### Task description
Using the data below, copy every line that contains the word "take".

══ Data provided

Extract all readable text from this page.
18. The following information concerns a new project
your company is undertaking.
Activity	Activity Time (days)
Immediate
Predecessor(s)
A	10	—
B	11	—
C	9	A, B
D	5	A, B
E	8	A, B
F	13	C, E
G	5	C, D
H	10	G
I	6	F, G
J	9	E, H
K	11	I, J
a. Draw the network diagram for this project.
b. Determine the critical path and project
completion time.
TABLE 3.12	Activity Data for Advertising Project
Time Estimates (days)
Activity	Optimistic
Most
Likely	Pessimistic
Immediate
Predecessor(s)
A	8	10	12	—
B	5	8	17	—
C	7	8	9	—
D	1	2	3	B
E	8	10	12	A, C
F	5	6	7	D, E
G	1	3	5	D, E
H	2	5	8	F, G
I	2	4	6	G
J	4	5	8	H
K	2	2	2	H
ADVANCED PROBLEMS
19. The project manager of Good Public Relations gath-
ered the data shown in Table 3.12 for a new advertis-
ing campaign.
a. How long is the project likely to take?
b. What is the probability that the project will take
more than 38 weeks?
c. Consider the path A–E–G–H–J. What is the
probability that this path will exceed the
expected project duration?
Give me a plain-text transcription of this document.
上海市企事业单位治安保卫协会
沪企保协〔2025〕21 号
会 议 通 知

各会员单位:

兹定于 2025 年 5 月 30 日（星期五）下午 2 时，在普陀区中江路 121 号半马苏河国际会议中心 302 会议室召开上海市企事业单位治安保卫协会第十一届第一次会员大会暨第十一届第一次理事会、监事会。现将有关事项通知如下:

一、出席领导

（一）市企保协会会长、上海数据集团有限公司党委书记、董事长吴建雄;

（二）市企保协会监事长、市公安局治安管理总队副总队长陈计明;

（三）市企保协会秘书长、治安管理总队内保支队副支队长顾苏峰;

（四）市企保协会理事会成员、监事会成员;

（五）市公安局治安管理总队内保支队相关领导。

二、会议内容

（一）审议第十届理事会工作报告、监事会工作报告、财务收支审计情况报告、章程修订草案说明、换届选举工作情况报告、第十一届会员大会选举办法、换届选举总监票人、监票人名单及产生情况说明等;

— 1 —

════

### The completed task
a. How long is the project likely to take?
b. What is the probability that the project will take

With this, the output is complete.